┌──
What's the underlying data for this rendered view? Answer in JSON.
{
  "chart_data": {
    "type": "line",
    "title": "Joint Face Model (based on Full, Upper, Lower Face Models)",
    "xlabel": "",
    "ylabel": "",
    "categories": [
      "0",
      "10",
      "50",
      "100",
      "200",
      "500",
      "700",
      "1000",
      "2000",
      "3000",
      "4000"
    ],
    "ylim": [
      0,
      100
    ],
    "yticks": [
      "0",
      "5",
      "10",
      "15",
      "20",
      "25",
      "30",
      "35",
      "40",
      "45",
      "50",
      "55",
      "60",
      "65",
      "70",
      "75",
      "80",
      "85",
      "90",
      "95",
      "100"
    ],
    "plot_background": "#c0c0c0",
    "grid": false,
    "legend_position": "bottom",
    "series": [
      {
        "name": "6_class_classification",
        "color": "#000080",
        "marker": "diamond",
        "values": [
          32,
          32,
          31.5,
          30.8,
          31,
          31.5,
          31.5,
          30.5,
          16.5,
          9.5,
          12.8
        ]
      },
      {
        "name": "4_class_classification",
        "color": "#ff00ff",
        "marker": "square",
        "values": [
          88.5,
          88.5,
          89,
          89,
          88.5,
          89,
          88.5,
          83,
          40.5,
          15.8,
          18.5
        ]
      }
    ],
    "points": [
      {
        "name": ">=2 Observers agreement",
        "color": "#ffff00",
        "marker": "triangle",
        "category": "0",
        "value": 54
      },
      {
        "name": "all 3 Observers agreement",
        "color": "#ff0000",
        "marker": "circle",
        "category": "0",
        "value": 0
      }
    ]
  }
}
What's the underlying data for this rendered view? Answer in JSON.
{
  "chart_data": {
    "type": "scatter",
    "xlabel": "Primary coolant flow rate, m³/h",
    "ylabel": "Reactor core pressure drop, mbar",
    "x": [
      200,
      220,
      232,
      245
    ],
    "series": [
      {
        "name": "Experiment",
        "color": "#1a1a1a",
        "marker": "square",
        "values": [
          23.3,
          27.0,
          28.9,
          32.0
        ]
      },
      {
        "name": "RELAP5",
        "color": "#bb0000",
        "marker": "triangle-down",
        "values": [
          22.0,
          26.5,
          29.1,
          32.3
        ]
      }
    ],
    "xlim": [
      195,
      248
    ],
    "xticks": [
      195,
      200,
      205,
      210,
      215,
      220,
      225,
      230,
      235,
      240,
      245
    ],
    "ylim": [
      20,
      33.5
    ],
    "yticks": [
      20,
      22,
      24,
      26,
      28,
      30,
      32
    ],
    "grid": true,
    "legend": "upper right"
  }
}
└──
# Short problem:
Exactly as written above, please repeat the entries.

# Result for this exercise:
What's the underlying data for this rendered view? Answer in JSON.
{
  "chart_data": {
    "type": "line",
    "title": "Joint Face Model (based on Full, Upper, Lower Face Models)",
    "xlabel": "",
    "ylabel": "",
    "categories": [
      "0",
      "10",
      "50",
      "100",
      "200",
      "500",
      "700",
      "1000",
      "2000",
      "3000",
      "4000"
    ],
    "ylim": [
      0,
      100
    ],
    "yticks": [
      "0",
      "5",
      "10",
      "15",
      "20",
      "25",
      "30",
      "35",
      "40",
      "45",
      "50",
      "55",
      "60",
      "65",
      "70",
      "75",
      "80",
      "85",
      "90",
      "95",
      "100"
    ],
    "plot_background": "#c0c0c0",
    "grid": false,
    "legend_position": "bottom",
    "series": [
      {
        "name": "6_class_classification",
        "color": "#000080",
        "marker": "diamond",
        "values": [
          32,
          32,
          31.5,
          30.8,
          31,
          31.5,
          31.5,
          30.5,
          16.5,
          9.5,
          12.8
        ]
      },
      {
        "name": "4_class_classification",
        "color": "#ff00ff",
        "marker": "square",
        "values": [
          88.5,
          88.5,
          89,
          89,
          88.5,
          89,
          88.5,
          83,
          40.5,
          15.8,
          18.5
        ]
      }
    ],
    "points": [
      {
        "name": ">=2 Observers agreement",
        "color": "#ffff00",
        "marker": "triangle",
        "category": "0",
        "value": 54
      },
      {
        "name": "all 3 Observers agreement",
        "color": "#ff0000",
        "marker": "circle",
        "category": "0",
        "value": 0
      }
    ]
  }
}
What's the underlying data for this rendered view? Answer in JSON.
{
  "chart_data": {
    "type": "scatter",
    "xlabel": "Primary coolant flow rate, m³/h",
    "ylabel": "Reactor core pressure drop, mbar",
    "x": [
      200,
      220,
      232,
      245
    ],
    "series": [
      {
        "name": "Experiment",
        "color": "#1a1a1a",
        "marker": "square",
        "values": [
          23.3,
          27.0,
          28.9,
          32.0
        ]
      },
      {
        "name": "RELAP5",
        "color": "#bb0000",
        "marker": "triangle-down",
        "values": [
          22.0,
          26.5,
          29.1,
          32.3
        ]
      }
    ],
    "xlim": [
      195,
      248
    ],
    "xticks": [
      195,
      200,
      205,
      210,
      215,
      220,
      225,
      230,
      235,
      240,
      245
    ],
    "ylim": [
      20,
      33.5
    ],
    "yticks": [
      20,
      22,
      24,
      26,
      28,
      30,
      32
    ],
    "grid": true,
    "legend": "upper right"
  }
}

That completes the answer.